• **TEKS BACAAN**
+---+
Wednesday, October 29, 2008

Kisah Uci di Balik Bilik Bambu

Rusli Mardani alias Wahyu Ramadhan, (26), seperti hidup di dunia sunyi, walau rumah kontrakannya ada di kompleks permukiman yang padat, lagi riuh. Rumah kontrakannya mungil, cuma seperti kamar sempit berukuran 15 meter persegi.

Rumah mungil itu terjepit rapat oleh rumah-rumah sekelilingnya. Lelaki kelahiran Dolong, Sulawesi Tengah itu, sudah setahun hidup di petak sempit itu. Hanya istri dan putrinya yang berusia 9 tahun "temannya" di kompleks itu.

Entah apa yang membuat dia betah di rumah itu. Mungkin terpaksa. Yang pasti, rumah di Jalan Kelapa Gading Sengon VII, RT 05, RW 14, Kelurahan Kelapa Gading Barat, Jakarta, itu amat dekat dengan depo pengisian truk tangki BBM Plumpang. Uci kini menghadapi sangkaan serius. Dituduh mau melakukan pengeboman terhadap tangki BBM Plumpang itu.

Tetangganya Yono, menilai Wahyu sebagai pribadi yang tertutup. Hanya satu-dua orang yang pernah dilihatnya bertamu. Yono sampai tak tahu siapa nama istri Wahyu yang selalu bercadar itu. "Agamanya aneh, kayak punya klub," ujar tukang bakso yang tinggal 10 meter dari rumah Wahyu.

Ada juga tetangga yang mengenal Wahyu. "Hubungannya dengan tetangga, setahu saya, baik," kata Uti Utami, 33 tahun. Ia juga tahu Wahyu kadang bekerja sebagai tukang bor sumur. Wahyu seperti mengasingkan diri di tengah keramaian, sampai-sampai pengurus RT setempat tak mengenalnya. "Saya tak kenal Wahyu," kata Pak Ketua RW 14 Abdul Wahab.

Paman Rusli Mardani, Endhe Mardhani, mengaku kaget sewaktu mendengar keponakannya ditangkap melaui berita di telivisi. “Kami kaget Uci disangka teroris,” katanya kepada Media Alkhairaat, Ahad kemarin.

Ende mengaku hampir 8 tahun sejak tahun 2001, keluarga besarnya putus komunikasi dan tidak tahu keberadaan Uci. Ende mengatakan Uci lahir di Desa Dolong, Kecamatan Walea Kepulauan, Kabupaten Tojo Una-Una, Sulawesi Tengah. Sekolah Uci, kata dia, mulai dari SD, SMP dan SMA semua ditamatkan di Poso.

Di Poso, Uci tinggal bersama kakak perempuannya Nive Mardhani di Kelurahan Kayamanya, Poso Kota.
+---+
• **SOAL LATIHAN**
• 1. Menurut artikel tentang Uci, mengapa Yono menilai Wahyu sebagai pribadi yang tertutup? Jawab dalam satu sampai tiga kalimat.
• 2. Berapa ukuran rumah kontrakan Wahyu menurut artikel tentang Uci?
• 3. Tolong terjemahkan kalimat dari artikel tentang Uci ini ke dalam bahasa Inggris: "Di Poso, Uci tinggal bersama kakak perempuannya Nive Mardhani di Kelurahan Kayamanya, Poso Kota."
Catatan berikut tidak dipakai dalam latihan ini.

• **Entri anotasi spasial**
+---+
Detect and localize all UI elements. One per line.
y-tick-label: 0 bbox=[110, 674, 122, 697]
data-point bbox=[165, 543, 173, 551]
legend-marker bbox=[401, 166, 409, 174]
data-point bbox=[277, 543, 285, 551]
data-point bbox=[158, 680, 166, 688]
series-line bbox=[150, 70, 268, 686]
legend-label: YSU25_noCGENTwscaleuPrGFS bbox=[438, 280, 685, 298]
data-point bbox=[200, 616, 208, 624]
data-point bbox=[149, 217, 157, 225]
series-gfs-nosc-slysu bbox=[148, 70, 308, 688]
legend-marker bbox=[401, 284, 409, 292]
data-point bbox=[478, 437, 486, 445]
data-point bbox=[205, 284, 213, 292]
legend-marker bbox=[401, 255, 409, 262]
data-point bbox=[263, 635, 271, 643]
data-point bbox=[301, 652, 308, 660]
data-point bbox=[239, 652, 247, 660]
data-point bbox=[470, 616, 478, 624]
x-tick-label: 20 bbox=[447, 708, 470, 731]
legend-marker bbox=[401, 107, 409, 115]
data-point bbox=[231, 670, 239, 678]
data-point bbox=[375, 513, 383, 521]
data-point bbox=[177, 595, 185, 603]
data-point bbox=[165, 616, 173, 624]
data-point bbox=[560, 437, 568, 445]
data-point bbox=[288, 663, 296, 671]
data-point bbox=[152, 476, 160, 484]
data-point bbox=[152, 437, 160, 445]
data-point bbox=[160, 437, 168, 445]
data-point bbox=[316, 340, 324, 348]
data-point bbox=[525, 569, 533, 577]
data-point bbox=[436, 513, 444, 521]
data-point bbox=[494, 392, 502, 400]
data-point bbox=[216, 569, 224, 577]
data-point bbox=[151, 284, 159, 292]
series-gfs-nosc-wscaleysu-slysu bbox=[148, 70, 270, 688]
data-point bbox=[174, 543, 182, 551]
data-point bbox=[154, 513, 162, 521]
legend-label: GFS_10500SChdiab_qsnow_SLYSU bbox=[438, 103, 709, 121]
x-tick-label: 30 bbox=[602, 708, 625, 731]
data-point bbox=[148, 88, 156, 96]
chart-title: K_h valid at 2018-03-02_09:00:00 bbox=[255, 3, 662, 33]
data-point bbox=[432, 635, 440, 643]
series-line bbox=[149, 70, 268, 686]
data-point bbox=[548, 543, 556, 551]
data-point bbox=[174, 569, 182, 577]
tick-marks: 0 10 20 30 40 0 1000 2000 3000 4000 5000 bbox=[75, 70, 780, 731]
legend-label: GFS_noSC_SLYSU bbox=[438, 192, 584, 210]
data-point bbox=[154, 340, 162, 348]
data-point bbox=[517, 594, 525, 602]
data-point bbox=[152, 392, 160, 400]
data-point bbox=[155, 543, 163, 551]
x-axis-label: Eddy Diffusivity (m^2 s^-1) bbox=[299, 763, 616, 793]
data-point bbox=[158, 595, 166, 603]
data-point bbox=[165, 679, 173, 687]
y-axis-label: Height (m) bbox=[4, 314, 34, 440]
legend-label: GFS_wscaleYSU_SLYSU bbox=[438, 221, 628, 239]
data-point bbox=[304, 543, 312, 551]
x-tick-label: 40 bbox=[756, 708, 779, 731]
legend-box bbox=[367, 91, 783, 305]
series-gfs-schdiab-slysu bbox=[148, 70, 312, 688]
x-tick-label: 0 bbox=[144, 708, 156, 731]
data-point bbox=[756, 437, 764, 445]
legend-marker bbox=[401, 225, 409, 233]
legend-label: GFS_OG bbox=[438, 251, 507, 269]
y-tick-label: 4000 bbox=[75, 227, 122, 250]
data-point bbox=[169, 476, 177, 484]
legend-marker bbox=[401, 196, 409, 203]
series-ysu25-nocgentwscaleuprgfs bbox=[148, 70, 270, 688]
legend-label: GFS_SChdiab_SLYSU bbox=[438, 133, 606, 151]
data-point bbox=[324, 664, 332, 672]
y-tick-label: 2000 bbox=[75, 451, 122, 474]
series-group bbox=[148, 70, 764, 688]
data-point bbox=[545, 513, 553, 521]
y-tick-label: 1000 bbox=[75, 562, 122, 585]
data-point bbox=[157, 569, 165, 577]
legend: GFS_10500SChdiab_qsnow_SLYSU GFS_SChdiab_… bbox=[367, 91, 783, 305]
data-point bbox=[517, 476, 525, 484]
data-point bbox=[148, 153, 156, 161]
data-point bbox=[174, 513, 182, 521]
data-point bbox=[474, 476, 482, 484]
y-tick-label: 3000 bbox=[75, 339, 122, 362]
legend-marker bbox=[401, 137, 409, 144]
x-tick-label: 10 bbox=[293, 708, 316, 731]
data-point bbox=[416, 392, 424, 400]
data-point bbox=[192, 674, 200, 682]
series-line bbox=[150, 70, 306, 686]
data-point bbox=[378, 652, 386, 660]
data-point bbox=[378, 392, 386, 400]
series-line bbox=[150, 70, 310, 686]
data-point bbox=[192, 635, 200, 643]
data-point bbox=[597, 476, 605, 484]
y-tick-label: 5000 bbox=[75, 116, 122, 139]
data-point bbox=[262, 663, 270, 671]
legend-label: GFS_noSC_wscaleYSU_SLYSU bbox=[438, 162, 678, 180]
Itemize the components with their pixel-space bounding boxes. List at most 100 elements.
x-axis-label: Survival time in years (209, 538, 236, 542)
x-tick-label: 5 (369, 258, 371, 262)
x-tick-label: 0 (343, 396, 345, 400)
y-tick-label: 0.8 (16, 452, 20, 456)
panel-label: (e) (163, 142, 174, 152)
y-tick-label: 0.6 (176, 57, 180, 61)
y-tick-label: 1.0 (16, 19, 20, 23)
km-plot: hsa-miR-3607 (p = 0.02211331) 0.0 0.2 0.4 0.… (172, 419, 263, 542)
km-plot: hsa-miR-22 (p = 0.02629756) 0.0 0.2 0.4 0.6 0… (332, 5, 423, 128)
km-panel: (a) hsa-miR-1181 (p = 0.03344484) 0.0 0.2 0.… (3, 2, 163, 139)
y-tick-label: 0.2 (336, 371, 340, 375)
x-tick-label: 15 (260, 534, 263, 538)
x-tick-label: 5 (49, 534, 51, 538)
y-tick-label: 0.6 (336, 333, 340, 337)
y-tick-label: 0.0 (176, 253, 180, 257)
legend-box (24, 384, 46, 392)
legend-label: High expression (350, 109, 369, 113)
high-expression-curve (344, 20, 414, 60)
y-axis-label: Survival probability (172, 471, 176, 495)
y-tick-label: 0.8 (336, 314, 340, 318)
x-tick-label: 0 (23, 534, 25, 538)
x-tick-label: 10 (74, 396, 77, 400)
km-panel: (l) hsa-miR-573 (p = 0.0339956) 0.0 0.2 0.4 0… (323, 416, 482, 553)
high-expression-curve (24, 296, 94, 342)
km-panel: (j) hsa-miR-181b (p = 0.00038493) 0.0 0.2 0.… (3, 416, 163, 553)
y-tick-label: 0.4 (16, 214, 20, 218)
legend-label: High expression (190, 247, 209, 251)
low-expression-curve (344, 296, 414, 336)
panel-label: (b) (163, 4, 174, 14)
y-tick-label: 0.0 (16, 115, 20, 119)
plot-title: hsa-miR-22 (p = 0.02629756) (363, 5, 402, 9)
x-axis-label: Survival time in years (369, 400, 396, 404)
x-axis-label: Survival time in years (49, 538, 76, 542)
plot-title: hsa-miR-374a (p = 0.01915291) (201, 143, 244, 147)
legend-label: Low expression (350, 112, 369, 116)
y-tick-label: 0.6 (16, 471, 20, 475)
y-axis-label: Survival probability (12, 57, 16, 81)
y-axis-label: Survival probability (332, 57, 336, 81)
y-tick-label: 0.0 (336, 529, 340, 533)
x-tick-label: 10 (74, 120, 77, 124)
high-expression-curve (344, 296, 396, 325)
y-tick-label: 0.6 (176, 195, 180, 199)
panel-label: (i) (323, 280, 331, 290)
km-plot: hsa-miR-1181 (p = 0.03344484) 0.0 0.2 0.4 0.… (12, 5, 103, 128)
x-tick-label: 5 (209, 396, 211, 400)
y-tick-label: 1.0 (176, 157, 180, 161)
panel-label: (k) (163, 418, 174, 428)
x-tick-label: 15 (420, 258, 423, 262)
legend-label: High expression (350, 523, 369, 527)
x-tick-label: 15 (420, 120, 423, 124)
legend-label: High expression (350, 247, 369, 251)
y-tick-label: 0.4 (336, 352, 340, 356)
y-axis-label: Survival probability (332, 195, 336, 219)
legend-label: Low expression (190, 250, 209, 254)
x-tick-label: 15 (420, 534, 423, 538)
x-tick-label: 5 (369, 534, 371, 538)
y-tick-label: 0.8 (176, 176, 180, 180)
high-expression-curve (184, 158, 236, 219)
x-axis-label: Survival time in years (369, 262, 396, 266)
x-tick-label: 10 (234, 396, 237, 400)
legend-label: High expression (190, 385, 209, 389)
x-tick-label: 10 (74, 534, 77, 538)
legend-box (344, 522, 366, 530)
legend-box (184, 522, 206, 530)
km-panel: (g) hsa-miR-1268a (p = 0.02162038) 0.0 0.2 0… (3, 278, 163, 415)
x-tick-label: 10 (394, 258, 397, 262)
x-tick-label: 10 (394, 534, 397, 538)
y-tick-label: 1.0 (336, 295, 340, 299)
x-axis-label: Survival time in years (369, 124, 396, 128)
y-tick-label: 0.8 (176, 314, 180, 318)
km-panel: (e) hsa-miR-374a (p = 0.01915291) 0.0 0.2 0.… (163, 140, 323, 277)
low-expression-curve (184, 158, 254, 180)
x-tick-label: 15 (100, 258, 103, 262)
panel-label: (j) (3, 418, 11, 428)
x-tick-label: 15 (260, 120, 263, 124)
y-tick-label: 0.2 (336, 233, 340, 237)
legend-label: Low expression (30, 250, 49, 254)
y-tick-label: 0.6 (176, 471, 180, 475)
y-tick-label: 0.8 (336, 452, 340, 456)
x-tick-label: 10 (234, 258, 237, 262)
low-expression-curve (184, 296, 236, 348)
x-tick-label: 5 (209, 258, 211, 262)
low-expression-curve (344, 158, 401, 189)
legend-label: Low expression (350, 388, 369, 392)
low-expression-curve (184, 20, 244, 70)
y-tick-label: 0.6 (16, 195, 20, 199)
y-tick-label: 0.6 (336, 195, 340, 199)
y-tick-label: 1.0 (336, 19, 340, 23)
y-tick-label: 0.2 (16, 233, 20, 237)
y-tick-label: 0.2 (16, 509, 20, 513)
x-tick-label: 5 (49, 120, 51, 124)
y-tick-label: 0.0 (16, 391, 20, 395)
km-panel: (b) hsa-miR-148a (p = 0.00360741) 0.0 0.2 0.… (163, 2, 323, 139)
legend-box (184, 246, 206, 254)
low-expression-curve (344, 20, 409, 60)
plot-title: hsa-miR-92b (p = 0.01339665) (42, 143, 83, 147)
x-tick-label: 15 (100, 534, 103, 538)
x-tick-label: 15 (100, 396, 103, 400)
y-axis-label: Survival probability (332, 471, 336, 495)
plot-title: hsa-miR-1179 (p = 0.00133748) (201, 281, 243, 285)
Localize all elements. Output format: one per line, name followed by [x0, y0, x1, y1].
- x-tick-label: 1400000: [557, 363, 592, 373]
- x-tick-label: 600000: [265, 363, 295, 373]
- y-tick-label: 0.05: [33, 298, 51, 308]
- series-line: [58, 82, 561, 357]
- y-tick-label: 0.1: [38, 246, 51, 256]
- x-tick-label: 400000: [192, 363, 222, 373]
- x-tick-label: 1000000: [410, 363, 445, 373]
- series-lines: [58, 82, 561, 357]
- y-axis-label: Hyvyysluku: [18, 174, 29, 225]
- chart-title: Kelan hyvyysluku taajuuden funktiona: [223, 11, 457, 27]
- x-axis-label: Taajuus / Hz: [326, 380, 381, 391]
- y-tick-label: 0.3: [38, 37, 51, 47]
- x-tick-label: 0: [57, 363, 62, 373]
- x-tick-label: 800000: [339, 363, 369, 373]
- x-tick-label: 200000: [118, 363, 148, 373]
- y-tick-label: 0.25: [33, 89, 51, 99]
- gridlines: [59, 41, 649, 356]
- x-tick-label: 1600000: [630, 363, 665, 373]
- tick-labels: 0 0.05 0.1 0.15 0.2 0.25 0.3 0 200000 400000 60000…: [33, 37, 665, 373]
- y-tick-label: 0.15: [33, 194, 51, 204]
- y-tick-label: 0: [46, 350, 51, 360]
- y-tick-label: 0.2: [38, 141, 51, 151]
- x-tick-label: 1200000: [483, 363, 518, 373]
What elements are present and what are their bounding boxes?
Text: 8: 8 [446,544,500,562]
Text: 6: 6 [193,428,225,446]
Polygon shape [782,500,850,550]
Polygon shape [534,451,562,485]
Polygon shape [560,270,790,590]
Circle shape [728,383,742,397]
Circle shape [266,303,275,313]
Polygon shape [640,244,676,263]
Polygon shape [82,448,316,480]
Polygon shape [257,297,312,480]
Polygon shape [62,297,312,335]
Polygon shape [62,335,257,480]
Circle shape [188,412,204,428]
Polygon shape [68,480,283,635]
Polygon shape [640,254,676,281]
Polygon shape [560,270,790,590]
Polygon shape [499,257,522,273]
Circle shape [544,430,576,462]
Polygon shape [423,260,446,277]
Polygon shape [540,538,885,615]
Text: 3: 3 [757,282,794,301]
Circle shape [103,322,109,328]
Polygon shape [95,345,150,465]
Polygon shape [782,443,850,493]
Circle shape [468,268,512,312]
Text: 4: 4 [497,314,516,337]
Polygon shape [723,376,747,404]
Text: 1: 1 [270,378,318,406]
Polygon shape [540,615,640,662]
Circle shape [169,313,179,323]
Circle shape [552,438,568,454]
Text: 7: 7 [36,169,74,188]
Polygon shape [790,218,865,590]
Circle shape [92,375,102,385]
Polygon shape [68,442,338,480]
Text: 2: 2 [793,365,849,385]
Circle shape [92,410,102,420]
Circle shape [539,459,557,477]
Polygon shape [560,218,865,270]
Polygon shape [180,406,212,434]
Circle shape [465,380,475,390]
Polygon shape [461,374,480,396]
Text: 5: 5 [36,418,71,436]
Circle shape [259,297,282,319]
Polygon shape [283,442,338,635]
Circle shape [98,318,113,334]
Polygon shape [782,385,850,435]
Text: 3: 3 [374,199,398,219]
+---+
• **KUNCI JAWABAN**
• 1. Yono hanya pernah melihat satu-dua orang bertamu ke rumah Wahyu. Ia bahkan tidak tahu nama istri Wahyu yang selalu bercadar.

• 2. 15 meter persegi.

• 3. In Poso, Uci lived with his older sister Nive Mardhani in Kayamanya Subdistrict, Poso Kota.